§ STATED EXERCISE:
Identify each line in the records below that contains the word "ylabel", and copy it.
### INPUT
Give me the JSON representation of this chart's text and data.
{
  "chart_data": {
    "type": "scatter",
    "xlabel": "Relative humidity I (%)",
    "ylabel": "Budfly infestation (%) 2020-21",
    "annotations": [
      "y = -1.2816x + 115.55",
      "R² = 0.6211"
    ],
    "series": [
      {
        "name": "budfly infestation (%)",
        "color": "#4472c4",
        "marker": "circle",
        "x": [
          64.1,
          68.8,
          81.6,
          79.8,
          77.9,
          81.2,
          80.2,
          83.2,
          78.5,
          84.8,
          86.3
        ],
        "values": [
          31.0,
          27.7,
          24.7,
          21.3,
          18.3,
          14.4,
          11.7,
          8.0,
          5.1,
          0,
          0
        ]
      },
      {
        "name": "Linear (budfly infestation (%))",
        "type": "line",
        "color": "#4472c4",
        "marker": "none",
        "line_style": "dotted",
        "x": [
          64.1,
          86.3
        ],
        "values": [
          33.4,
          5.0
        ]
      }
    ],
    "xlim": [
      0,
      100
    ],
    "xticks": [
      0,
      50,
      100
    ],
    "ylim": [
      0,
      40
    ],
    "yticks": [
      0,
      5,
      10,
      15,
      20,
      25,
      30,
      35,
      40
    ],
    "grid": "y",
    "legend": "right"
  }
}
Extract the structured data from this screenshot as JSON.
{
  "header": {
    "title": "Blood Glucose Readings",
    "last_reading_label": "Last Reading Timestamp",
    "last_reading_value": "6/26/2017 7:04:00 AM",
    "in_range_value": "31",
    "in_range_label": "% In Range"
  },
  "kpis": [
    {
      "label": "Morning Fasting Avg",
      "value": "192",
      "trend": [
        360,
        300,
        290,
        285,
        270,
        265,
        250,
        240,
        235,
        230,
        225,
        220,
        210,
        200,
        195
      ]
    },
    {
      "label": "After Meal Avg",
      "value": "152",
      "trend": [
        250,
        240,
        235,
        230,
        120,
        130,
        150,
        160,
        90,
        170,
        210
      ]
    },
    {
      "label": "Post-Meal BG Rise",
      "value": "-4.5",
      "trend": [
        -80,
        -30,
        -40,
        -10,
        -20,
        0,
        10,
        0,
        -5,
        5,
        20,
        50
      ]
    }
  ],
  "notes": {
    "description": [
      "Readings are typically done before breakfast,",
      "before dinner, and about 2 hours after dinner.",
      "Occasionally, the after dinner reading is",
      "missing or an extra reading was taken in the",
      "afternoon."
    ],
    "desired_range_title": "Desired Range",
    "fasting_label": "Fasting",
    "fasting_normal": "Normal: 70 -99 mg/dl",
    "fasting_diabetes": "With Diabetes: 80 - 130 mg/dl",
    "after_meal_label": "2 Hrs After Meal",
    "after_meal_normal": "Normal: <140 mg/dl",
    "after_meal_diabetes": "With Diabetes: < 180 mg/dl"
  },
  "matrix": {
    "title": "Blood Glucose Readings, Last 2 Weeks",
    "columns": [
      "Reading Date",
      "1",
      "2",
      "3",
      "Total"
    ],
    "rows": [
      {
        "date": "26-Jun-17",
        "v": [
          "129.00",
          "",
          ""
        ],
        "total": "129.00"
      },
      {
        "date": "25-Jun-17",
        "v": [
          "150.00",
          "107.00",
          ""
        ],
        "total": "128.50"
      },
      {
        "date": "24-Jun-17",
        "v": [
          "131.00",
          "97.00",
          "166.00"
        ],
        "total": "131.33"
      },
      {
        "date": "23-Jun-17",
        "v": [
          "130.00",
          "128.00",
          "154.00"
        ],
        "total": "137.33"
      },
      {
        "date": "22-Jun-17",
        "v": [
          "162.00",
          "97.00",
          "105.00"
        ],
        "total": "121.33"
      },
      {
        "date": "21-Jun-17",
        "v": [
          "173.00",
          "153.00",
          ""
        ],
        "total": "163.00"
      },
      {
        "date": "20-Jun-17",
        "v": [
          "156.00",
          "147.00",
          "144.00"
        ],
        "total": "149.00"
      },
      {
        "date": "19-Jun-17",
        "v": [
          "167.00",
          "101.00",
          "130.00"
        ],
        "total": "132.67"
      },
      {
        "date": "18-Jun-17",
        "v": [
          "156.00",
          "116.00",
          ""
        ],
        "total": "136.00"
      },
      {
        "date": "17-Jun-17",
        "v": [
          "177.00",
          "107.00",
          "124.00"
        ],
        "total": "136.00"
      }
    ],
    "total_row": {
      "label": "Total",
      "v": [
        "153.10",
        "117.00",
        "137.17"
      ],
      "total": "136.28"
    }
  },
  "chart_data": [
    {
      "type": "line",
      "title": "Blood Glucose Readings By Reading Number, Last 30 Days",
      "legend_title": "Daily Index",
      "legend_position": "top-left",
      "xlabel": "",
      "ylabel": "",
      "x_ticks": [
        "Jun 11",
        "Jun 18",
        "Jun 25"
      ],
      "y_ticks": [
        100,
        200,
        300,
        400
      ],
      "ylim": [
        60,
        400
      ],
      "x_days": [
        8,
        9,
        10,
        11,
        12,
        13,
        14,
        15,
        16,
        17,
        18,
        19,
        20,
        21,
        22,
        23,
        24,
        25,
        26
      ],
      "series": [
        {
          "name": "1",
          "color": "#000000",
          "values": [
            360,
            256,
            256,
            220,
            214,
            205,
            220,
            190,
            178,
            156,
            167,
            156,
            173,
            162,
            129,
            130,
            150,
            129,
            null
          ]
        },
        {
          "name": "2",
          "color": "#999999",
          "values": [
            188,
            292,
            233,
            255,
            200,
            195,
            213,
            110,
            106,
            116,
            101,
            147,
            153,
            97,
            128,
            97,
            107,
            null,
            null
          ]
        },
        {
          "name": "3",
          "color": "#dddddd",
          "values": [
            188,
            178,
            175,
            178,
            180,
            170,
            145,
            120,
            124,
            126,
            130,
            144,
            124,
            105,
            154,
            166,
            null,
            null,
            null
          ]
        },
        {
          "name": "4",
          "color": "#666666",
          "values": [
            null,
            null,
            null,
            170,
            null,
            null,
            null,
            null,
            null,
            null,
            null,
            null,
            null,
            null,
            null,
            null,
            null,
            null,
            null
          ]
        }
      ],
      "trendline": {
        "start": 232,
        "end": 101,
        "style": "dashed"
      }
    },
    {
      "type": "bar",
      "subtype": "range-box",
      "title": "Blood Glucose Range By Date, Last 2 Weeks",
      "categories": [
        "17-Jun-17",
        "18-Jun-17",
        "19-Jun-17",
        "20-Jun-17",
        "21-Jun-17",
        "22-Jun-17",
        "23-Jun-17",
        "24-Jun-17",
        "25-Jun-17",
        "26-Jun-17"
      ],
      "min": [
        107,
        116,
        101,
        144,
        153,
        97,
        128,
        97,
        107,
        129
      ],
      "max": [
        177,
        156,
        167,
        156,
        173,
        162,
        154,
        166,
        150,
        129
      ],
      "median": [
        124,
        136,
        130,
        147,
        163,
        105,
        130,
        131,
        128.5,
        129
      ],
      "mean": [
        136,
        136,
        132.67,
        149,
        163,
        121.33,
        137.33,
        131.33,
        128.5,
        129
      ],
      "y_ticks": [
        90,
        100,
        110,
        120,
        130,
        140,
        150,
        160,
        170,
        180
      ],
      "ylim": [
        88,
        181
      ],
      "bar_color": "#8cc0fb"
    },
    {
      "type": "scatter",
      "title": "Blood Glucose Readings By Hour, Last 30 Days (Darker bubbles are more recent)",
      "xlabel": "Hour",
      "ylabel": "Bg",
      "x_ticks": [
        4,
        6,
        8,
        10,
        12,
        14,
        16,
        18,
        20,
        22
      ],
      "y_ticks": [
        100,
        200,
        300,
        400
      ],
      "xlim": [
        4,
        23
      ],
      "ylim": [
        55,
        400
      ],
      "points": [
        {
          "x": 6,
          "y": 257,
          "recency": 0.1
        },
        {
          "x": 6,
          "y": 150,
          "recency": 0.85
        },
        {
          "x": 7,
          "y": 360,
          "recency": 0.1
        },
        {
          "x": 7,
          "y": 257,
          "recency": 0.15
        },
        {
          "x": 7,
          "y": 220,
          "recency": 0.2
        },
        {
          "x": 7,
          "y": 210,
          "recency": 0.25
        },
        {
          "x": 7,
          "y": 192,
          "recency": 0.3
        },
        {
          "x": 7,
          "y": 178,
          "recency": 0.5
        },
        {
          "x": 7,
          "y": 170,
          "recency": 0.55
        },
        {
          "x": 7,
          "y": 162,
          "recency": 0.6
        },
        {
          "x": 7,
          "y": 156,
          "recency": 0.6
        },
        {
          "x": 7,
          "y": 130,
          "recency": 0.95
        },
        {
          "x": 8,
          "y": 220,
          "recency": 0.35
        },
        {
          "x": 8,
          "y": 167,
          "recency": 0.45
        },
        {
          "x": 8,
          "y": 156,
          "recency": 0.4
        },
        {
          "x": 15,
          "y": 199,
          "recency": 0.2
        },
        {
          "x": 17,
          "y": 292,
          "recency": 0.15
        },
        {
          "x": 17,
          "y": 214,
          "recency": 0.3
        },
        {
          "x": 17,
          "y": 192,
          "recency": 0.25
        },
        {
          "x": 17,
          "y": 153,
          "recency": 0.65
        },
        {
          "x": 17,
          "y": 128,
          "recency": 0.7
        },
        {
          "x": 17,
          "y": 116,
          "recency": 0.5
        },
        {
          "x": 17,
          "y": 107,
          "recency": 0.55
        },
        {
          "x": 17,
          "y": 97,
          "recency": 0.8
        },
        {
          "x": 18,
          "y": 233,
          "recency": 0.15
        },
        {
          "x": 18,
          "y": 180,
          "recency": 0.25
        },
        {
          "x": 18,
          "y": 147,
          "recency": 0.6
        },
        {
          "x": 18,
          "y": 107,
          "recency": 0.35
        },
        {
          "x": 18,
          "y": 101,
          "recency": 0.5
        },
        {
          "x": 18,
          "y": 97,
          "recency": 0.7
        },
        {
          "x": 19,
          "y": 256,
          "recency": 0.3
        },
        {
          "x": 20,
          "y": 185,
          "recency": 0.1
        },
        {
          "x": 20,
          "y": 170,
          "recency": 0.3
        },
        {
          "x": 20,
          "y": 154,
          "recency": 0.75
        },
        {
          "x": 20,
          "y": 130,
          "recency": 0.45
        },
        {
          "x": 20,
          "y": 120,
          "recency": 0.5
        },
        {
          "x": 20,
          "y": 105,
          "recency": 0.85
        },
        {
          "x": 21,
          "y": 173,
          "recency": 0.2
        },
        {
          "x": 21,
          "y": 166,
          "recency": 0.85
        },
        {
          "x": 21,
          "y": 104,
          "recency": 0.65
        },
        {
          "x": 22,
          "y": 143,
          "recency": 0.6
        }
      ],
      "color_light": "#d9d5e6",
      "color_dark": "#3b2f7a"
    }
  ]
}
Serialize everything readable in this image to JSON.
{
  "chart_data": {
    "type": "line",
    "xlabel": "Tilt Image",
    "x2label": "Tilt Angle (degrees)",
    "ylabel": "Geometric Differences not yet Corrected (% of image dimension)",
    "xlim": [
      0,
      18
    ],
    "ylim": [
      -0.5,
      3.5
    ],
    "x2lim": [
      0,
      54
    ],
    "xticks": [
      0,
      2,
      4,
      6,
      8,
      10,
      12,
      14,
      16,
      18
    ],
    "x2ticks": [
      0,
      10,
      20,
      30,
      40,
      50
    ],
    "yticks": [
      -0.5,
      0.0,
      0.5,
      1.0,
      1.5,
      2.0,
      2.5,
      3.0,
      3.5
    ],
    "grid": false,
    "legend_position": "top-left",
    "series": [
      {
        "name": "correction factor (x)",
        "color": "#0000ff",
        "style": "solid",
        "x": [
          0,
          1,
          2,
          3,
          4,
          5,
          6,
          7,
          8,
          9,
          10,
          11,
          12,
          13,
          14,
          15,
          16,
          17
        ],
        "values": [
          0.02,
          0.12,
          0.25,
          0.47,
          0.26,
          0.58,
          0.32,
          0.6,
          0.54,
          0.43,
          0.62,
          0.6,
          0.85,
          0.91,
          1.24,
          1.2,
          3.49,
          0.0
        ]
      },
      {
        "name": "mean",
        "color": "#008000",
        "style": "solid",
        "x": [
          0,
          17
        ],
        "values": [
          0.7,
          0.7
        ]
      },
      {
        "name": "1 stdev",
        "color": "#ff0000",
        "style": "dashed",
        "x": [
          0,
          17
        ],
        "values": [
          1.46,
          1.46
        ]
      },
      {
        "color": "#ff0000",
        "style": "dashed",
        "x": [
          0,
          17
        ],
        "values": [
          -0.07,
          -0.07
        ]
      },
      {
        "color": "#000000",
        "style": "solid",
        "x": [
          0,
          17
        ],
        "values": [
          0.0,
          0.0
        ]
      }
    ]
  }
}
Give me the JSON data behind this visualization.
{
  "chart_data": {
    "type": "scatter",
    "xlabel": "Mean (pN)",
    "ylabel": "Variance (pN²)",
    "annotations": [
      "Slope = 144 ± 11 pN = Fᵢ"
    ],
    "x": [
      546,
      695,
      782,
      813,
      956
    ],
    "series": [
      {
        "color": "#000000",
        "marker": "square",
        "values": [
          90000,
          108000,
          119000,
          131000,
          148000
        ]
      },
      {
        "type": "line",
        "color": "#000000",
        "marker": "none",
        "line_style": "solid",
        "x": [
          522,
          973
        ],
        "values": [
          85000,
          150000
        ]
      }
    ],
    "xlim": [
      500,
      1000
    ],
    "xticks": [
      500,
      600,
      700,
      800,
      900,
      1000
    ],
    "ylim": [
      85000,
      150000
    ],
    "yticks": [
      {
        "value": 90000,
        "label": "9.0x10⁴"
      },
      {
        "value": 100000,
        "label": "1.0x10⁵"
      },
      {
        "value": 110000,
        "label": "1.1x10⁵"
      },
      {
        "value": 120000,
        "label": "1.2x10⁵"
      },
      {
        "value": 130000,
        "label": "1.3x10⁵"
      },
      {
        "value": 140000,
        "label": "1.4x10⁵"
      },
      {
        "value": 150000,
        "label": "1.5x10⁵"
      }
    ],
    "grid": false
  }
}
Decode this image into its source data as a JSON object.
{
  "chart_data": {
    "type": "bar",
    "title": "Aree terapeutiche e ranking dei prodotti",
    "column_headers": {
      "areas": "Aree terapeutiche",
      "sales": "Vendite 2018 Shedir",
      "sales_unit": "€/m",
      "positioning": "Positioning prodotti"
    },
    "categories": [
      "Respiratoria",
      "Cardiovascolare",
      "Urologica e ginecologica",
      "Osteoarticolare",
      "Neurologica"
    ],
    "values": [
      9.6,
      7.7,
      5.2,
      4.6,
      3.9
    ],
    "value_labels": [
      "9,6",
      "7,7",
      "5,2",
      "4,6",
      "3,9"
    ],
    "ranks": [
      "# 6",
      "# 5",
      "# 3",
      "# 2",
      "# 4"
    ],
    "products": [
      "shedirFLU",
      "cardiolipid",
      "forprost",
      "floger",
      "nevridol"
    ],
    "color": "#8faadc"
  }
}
######
§ RESPONSE TO THIS EXERCISE:
    "ylabel": "Budfly infestation (%) 2020-21",
      "ylabel": "",
      "ylabel": "Bg",
    "ylabel": "Geometric Differences not yet Corrected (% of image dimension)",
    "ylabel": "Variance (pN²)",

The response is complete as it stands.